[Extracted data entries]
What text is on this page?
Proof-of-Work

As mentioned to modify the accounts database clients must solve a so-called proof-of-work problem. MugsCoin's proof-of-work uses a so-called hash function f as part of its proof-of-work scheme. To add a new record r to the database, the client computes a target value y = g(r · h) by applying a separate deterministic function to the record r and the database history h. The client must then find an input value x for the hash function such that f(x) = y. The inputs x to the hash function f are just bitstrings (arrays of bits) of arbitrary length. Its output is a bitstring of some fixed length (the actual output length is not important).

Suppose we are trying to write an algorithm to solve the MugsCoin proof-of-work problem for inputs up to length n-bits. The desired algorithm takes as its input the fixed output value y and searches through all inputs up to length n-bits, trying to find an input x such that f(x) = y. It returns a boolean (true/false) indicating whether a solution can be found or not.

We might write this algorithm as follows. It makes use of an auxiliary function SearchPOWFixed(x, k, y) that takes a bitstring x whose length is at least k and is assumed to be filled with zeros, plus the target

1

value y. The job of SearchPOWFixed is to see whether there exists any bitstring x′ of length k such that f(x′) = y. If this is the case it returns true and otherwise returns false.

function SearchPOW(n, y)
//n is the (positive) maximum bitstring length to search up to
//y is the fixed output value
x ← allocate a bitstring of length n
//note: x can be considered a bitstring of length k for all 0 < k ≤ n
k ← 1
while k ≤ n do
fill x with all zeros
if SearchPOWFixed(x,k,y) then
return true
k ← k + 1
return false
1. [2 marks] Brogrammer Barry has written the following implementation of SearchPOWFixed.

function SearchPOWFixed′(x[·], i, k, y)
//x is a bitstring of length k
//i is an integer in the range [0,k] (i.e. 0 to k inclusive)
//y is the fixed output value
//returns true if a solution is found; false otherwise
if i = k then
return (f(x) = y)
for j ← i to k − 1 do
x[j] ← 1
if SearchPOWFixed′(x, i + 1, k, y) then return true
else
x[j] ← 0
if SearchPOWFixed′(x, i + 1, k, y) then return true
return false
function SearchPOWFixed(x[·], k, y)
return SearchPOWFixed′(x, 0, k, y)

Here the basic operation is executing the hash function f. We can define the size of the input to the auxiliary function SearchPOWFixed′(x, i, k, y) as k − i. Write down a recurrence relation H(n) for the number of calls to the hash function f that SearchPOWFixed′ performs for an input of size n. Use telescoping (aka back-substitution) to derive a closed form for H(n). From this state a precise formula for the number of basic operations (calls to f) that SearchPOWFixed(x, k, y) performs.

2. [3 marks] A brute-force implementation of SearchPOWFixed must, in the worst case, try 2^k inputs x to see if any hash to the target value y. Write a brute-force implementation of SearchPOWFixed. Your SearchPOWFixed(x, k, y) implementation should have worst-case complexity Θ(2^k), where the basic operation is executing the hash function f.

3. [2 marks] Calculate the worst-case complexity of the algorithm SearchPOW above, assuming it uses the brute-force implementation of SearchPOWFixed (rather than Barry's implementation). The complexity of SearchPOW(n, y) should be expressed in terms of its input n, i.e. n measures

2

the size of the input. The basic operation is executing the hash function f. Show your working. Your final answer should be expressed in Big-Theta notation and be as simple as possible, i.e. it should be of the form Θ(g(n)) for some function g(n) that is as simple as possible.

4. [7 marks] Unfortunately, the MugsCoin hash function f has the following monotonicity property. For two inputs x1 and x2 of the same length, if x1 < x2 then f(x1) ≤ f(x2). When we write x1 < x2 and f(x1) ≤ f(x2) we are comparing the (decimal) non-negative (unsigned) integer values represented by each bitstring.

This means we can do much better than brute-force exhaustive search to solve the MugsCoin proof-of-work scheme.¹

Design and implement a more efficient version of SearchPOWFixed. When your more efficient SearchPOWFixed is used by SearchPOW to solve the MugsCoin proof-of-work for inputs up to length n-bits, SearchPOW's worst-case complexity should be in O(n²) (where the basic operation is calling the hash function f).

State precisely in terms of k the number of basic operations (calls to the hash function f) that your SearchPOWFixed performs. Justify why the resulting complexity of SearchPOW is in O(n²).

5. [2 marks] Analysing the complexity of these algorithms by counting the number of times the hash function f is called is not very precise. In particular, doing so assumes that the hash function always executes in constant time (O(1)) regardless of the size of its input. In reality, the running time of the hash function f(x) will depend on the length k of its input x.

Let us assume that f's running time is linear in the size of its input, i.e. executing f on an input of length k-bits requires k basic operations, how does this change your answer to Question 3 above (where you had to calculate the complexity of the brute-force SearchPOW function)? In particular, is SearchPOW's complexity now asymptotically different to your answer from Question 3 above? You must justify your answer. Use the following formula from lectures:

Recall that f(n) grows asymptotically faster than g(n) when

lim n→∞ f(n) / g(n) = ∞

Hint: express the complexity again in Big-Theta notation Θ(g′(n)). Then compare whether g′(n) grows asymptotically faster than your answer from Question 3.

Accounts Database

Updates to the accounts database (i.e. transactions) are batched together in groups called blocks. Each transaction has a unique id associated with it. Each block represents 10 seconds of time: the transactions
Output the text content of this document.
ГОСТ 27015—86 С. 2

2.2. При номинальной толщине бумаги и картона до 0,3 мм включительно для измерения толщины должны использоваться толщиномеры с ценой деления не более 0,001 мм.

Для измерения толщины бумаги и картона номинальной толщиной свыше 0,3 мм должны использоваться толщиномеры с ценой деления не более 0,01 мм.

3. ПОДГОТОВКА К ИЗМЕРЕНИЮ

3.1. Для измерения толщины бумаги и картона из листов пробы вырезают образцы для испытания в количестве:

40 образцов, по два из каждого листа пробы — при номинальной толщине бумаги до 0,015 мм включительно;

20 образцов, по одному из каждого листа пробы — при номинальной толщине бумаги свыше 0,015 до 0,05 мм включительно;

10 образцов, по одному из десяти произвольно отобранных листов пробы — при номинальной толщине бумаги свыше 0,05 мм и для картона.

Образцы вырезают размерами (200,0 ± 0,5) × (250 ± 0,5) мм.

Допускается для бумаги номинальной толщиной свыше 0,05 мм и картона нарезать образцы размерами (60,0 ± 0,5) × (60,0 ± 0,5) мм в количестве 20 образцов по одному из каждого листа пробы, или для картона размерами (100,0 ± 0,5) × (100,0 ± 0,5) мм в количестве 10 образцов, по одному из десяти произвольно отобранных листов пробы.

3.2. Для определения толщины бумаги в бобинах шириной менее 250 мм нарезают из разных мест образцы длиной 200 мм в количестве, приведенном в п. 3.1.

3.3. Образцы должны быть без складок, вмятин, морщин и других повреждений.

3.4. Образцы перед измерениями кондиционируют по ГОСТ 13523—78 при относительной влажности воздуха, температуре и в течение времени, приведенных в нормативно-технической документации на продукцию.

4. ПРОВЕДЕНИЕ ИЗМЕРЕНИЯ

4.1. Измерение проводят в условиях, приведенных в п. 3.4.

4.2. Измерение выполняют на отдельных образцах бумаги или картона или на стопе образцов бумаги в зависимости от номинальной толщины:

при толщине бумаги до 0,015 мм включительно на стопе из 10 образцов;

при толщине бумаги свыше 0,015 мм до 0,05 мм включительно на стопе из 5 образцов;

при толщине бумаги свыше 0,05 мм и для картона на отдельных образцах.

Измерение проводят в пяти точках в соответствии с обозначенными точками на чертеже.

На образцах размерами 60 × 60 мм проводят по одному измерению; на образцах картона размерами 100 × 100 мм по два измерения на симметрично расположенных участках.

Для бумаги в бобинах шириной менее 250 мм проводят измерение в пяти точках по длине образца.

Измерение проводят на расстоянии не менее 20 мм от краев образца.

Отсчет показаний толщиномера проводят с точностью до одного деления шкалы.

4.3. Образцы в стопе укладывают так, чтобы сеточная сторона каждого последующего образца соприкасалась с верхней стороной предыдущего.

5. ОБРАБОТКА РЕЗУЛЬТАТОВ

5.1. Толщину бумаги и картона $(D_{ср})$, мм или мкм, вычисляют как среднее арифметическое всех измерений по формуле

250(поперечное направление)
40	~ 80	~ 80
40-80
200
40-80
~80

- _DIRECTIONS FOR THIS TASK_
Go through the lines above. Select every one that has the string "uses".

- _SOLUTION TO THIS TASK_
As mentioned to modify the accounts database clients must solve a so-called proof-of-work problem. MugsCoin's proof-of-work uses a so-called hash function f as part of its proof-of-work scheme. To add a new record r to the database, the client computes a target value y = g(r · h) by applying a separate deterministic function to the record r and the database history h. The client must then find an input value x for the hash function such that f(x) = y. The inputs x to the hash function f are just bitstrings (arrays of bits) of arbitrary length. Its output is a bitstring of some fixed length (the actual output length is not important).
3. [2 marks] Calculate the worst-case complexity of the algorithm SearchPOW above, assuming it uses the brute-force implementation of SearchPOWFixed (rather than Barry's implementation). The complexity of SearchPOW(n, y) should be expressed in terms of its input n, i.e. n measures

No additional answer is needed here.